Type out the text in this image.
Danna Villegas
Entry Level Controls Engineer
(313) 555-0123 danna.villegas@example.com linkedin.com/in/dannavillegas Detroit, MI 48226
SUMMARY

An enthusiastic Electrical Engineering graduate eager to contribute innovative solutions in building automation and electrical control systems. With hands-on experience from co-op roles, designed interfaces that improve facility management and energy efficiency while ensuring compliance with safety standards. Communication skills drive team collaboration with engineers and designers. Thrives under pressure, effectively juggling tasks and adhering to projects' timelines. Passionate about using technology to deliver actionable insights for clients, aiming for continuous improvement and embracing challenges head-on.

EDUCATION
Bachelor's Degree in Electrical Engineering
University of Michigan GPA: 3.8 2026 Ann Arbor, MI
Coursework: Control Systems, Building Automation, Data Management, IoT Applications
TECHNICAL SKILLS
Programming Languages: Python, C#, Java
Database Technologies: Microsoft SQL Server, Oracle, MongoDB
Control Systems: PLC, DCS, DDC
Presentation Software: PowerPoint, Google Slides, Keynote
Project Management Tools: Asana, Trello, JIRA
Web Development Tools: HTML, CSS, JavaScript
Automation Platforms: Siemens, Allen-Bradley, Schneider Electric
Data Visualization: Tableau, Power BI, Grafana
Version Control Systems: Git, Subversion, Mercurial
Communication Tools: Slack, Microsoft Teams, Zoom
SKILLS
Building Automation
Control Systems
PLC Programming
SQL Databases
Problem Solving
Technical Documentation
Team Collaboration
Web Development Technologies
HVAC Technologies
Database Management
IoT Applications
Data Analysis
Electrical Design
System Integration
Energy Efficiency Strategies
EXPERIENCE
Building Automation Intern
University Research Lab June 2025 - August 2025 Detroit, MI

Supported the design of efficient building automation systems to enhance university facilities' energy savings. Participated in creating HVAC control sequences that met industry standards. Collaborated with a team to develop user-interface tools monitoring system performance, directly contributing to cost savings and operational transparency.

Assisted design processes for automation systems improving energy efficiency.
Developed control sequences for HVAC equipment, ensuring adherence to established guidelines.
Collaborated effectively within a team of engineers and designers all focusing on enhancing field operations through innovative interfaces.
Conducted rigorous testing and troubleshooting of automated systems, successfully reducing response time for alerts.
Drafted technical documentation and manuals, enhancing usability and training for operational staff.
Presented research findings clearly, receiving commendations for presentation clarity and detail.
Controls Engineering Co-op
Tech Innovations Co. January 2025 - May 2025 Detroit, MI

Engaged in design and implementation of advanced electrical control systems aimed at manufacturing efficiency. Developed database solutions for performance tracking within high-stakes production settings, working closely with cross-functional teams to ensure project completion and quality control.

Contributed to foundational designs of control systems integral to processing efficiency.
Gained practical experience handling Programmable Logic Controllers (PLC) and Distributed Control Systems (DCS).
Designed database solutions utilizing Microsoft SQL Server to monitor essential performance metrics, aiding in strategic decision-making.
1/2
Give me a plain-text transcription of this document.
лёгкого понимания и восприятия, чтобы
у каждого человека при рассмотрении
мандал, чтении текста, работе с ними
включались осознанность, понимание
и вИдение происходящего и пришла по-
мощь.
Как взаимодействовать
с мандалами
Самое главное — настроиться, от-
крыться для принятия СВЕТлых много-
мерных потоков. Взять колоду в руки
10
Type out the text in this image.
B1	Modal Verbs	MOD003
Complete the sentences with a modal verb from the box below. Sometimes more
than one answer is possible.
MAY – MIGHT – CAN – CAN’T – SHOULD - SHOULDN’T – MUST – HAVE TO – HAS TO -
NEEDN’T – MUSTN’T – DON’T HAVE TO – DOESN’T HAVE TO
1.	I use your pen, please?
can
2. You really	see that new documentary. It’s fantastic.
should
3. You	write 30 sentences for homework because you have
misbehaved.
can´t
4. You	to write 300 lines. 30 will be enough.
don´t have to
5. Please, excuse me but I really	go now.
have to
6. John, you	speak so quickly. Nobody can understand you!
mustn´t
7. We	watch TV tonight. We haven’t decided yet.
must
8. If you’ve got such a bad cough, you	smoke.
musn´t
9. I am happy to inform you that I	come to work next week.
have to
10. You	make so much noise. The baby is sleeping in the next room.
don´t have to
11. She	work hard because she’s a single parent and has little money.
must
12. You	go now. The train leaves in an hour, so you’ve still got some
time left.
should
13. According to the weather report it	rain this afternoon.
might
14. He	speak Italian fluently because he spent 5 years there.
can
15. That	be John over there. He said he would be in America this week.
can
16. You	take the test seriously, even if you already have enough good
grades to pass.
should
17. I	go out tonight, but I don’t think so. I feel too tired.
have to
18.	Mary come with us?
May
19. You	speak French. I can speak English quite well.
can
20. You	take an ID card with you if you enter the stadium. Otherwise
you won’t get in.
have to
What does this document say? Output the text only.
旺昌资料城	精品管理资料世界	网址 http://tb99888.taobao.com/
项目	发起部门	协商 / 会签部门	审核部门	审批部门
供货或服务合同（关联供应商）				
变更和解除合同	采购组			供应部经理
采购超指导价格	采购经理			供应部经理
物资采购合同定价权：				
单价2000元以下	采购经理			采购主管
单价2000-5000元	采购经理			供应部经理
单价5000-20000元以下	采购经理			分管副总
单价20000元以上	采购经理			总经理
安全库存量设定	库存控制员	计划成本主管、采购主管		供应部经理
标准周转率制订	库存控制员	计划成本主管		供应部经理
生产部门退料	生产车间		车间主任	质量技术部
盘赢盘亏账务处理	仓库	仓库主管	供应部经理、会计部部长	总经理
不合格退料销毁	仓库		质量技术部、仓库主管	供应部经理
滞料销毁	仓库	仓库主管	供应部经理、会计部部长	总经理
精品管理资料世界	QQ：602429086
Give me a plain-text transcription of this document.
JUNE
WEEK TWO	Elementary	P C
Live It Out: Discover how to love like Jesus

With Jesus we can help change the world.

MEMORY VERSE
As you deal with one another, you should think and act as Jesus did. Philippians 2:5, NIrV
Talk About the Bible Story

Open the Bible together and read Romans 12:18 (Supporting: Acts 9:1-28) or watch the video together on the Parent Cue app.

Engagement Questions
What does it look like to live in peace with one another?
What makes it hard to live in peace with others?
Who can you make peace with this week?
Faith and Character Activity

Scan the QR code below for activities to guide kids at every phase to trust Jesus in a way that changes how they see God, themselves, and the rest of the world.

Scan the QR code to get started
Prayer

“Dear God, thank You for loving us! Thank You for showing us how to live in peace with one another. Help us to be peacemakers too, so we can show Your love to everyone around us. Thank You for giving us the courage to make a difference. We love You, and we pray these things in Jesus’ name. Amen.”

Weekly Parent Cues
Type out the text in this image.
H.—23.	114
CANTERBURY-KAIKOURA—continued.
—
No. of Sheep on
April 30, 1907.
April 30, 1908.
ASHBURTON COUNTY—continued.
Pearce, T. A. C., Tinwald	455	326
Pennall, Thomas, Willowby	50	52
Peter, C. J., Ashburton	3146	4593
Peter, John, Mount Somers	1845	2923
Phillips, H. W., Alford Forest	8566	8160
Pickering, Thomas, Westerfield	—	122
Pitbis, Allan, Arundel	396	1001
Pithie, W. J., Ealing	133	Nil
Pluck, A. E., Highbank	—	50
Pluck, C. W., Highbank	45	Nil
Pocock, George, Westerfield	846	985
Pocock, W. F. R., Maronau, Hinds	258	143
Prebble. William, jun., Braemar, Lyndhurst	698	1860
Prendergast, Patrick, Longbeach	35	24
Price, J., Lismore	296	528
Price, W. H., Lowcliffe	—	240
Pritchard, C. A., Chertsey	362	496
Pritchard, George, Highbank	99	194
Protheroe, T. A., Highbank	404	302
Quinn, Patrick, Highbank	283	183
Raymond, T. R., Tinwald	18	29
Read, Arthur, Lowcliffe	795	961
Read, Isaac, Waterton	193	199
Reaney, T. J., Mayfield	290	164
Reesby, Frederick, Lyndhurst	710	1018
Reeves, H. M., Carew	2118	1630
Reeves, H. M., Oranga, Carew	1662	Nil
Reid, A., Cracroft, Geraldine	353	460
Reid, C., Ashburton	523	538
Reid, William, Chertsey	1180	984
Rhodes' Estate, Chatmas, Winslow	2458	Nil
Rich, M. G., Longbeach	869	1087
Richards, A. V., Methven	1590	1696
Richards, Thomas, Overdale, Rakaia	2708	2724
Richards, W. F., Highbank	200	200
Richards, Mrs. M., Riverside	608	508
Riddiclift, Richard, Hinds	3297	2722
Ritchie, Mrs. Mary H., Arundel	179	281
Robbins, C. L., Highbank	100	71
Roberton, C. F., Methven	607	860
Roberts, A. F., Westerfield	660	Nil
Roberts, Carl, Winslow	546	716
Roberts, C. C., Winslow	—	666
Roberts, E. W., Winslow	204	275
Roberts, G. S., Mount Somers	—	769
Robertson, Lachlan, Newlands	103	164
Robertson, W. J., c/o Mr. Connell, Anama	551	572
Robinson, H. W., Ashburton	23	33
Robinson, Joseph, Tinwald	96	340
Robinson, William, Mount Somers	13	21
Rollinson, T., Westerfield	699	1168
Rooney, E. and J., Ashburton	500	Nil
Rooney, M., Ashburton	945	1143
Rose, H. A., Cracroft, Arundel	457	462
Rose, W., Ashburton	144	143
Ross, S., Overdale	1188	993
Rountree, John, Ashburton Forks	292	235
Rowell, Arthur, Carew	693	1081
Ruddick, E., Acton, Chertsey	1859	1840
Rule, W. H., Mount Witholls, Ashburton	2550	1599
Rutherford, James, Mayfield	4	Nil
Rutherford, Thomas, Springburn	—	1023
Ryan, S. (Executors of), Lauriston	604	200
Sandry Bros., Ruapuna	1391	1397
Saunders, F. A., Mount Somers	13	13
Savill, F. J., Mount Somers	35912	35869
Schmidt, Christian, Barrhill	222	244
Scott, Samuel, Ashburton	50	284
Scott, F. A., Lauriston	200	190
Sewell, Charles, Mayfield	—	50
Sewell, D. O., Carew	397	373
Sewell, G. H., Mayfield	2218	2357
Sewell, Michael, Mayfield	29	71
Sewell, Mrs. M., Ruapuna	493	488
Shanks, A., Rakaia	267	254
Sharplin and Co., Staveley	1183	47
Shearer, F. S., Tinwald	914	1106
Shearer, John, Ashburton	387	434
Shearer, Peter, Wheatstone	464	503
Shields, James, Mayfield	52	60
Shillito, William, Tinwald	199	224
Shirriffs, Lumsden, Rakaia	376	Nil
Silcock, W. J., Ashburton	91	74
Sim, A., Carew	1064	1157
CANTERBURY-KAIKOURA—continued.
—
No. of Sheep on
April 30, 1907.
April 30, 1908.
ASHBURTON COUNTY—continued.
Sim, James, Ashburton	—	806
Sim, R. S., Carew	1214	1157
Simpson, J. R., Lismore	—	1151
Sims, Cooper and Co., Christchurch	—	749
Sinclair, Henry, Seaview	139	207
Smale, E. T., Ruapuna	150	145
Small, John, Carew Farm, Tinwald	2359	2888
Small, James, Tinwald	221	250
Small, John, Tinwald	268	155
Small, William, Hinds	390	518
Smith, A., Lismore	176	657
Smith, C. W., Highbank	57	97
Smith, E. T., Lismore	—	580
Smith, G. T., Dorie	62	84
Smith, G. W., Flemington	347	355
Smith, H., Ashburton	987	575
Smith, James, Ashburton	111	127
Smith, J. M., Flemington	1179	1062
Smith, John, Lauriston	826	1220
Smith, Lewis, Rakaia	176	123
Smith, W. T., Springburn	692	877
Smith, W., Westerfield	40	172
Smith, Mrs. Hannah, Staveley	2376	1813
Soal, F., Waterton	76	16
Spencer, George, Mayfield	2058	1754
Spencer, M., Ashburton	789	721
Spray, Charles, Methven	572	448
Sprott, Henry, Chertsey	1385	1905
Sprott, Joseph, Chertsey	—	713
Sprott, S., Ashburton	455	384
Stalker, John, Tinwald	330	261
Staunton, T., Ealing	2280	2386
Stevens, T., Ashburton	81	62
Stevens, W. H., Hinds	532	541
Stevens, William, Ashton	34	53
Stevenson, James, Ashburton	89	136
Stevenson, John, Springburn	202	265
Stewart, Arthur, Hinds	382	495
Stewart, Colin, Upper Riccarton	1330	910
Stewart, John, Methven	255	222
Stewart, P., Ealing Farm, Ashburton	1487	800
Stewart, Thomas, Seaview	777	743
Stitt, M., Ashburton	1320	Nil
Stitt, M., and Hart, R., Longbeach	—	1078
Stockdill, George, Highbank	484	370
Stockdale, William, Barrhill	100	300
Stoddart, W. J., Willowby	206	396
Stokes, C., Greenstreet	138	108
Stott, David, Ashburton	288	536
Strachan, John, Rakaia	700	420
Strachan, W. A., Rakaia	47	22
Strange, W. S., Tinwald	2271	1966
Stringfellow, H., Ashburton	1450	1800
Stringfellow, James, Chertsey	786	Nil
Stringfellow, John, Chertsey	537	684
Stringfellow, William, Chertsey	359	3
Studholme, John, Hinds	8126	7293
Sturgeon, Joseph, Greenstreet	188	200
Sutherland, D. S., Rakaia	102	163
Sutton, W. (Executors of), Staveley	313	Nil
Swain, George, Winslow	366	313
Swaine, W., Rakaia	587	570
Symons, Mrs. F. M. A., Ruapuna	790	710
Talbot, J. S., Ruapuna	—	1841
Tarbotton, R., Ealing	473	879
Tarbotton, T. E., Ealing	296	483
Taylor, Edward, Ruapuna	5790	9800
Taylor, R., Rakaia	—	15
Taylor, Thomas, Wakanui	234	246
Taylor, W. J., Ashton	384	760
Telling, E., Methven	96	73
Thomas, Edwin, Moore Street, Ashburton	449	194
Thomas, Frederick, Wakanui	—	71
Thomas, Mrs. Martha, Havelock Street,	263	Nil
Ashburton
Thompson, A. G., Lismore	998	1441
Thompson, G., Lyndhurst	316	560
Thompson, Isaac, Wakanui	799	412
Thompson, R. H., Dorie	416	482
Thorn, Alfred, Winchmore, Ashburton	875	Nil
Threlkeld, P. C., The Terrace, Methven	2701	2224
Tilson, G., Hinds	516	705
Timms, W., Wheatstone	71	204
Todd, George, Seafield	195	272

### OBJECTIVE
Only a number is wanted here: how many lines in the data above include the string "Thomas"?

### RESPONSE TO THIS TASK
9